_TO BE DONE_
Copy the records below, changing every "x-tick-label" to "x-axis-label" and keeping everything else the same. Leave the pictures out.

_Records from a collection_
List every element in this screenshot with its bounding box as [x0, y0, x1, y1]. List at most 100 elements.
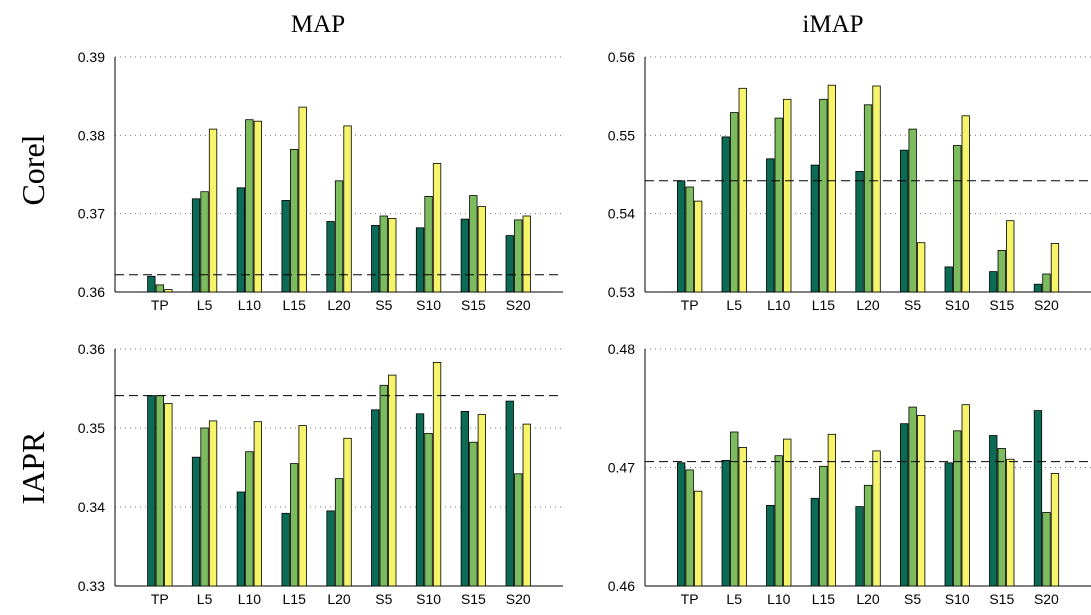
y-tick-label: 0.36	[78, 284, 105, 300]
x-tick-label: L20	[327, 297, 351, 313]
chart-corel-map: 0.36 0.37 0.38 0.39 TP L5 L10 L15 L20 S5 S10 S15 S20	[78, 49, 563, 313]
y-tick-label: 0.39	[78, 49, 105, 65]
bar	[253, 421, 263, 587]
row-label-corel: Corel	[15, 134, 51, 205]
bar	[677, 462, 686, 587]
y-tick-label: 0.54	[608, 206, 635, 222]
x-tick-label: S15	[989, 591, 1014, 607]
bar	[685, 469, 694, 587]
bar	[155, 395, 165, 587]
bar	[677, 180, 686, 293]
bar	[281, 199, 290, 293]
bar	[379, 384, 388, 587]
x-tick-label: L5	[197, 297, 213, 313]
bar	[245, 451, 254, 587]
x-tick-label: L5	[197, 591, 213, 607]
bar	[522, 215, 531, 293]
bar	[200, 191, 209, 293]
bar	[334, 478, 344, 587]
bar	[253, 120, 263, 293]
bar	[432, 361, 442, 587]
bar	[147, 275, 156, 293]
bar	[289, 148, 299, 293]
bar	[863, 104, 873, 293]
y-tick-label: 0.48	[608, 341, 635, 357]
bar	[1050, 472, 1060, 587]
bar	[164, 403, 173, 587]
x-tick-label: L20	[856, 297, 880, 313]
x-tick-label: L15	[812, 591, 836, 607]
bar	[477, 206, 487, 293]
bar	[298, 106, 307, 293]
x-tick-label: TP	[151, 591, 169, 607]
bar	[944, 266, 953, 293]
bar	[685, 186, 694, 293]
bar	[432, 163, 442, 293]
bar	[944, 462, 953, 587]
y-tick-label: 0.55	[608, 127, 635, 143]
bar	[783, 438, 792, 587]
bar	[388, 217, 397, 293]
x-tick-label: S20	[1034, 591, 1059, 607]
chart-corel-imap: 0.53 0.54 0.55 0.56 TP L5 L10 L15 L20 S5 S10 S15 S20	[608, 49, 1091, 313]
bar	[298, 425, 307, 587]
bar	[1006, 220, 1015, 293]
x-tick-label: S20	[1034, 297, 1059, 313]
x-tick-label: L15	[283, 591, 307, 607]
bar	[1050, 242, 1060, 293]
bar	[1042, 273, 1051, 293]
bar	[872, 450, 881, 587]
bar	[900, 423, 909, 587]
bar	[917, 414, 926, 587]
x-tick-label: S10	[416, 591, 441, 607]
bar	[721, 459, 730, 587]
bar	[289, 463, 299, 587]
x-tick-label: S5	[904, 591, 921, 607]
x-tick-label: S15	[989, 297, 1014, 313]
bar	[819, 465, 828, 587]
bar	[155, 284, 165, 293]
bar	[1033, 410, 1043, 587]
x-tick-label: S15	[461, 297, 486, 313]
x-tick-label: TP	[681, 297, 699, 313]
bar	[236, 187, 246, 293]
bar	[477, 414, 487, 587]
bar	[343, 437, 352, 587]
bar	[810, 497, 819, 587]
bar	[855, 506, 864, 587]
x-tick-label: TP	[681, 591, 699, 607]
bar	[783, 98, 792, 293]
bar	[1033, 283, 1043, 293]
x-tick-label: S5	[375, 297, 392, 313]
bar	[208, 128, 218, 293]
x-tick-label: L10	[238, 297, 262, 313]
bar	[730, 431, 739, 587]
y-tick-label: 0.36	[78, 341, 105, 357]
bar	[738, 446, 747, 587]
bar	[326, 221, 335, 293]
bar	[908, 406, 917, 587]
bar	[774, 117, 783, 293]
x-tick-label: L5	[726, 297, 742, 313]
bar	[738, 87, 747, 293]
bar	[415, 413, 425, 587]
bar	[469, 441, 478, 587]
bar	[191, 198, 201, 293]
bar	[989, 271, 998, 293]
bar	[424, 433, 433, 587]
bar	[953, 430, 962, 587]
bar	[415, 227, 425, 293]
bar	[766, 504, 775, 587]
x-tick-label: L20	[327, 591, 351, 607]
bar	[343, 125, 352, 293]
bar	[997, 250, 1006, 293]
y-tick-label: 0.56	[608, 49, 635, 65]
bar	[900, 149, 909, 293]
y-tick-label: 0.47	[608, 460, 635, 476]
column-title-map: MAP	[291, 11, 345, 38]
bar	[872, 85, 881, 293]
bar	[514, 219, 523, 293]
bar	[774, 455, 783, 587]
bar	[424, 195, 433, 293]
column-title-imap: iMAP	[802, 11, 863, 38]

_OUTPUT_
List every element in this screenshot with its bounding box as [x0, y0, x1, y1]. List at most 100 elements.
y-tick-label: 0.36	[78, 284, 105, 300]
x-axis-label: L20	[327, 297, 351, 313]
chart-corel-map: 0.36 0.37 0.38 0.39 TP L5 L10 L15 L20 S5 S10 S15 S20	[78, 49, 563, 313]
y-tick-label: 0.39	[78, 49, 105, 65]
bar	[253, 421, 263, 587]
row-label-corel: Corel	[15, 134, 51, 205]
bar	[677, 462, 686, 587]
y-tick-label: 0.54	[608, 206, 635, 222]
x-axis-label: S15	[989, 591, 1014, 607]
bar	[685, 469, 694, 587]
bar	[155, 395, 165, 587]
bar	[677, 180, 686, 293]
bar	[281, 199, 290, 293]
bar	[379, 384, 388, 587]
x-axis-label: L5	[197, 297, 213, 313]
bar	[245, 451, 254, 587]
x-axis-label: L5	[197, 591, 213, 607]
bar	[522, 215, 531, 293]
bar	[200, 191, 209, 293]
bar	[334, 478, 344, 587]
bar	[253, 120, 263, 293]
bar	[432, 361, 442, 587]
bar	[147, 275, 156, 293]
bar	[289, 148, 299, 293]
bar	[863, 104, 873, 293]
y-tick-label: 0.48	[608, 341, 635, 357]
bar	[1050, 472, 1060, 587]
bar	[164, 403, 173, 587]
x-axis-label: L20	[856, 297, 880, 313]
x-axis-label: L15	[812, 591, 836, 607]
bar	[477, 206, 487, 293]
bar	[298, 106, 307, 293]
x-axis-label: TP	[151, 591, 169, 607]
bar	[944, 266, 953, 293]
bar	[685, 186, 694, 293]
bar	[432, 163, 442, 293]
bar	[944, 462, 953, 587]
y-tick-label: 0.55	[608, 127, 635, 143]
bar	[783, 438, 792, 587]
bar	[388, 217, 397, 293]
x-axis-label: S20	[1034, 591, 1059, 607]
chart-corel-imap: 0.53 0.54 0.55 0.56 TP L5 L10 L15 L20 S5 S10 S15 S20	[608, 49, 1091, 313]
bar	[298, 425, 307, 587]
bar	[1006, 220, 1015, 293]
x-axis-label: S20	[1034, 297, 1059, 313]
x-axis-label: L15	[283, 591, 307, 607]
bar	[1050, 242, 1060, 293]
bar	[1042, 273, 1051, 293]
bar	[872, 450, 881, 587]
bar	[900, 423, 909, 587]
bar	[917, 414, 926, 587]
x-axis-label: S10	[416, 591, 441, 607]
bar	[721, 459, 730, 587]
bar	[289, 463, 299, 587]
x-axis-label: S5	[904, 591, 921, 607]
x-axis-label: S15	[989, 297, 1014, 313]
bar	[819, 465, 828, 587]
bar	[155, 284, 165, 293]
bar	[1033, 410, 1043, 587]
x-axis-label: S15	[461, 297, 486, 313]
x-axis-label: TP	[681, 297, 699, 313]
bar	[236, 187, 246, 293]
bar	[477, 414, 487, 587]
bar	[343, 437, 352, 587]
bar	[810, 497, 819, 587]
bar	[855, 506, 864, 587]
x-axis-label: TP	[681, 591, 699, 607]
bar	[783, 98, 792, 293]
bar	[1033, 283, 1043, 293]
x-axis-label: S5	[375, 297, 392, 313]
bar	[208, 128, 218, 293]
x-axis-label: L10	[238, 297, 262, 313]
bar	[730, 431, 739, 587]
y-tick-label: 0.36	[78, 341, 105, 357]
bar	[738, 446, 747, 587]
bar	[326, 221, 335, 293]
bar	[908, 406, 917, 587]
bar	[774, 117, 783, 293]
x-axis-label: L5	[726, 297, 742, 313]
bar	[738, 87, 747, 293]
bar	[415, 413, 425, 587]
bar	[469, 441, 478, 587]
bar	[191, 198, 201, 293]
bar	[989, 271, 998, 293]
bar	[424, 433, 433, 587]
bar	[953, 430, 962, 587]
bar	[415, 227, 425, 293]
bar	[766, 504, 775, 587]
x-axis-label: L20	[327, 591, 351, 607]
bar	[343, 125, 352, 293]
bar	[997, 250, 1006, 293]
y-tick-label: 0.56	[608, 49, 635, 65]
bar	[900, 149, 909, 293]
y-tick-label: 0.47	[608, 460, 635, 476]
column-title-map: MAP	[291, 11, 345, 38]
bar	[872, 85, 881, 293]
bar	[514, 219, 523, 293]
bar	[774, 455, 783, 587]
bar	[424, 195, 433, 293]
column-title-imap: iMAP	[802, 11, 863, 38]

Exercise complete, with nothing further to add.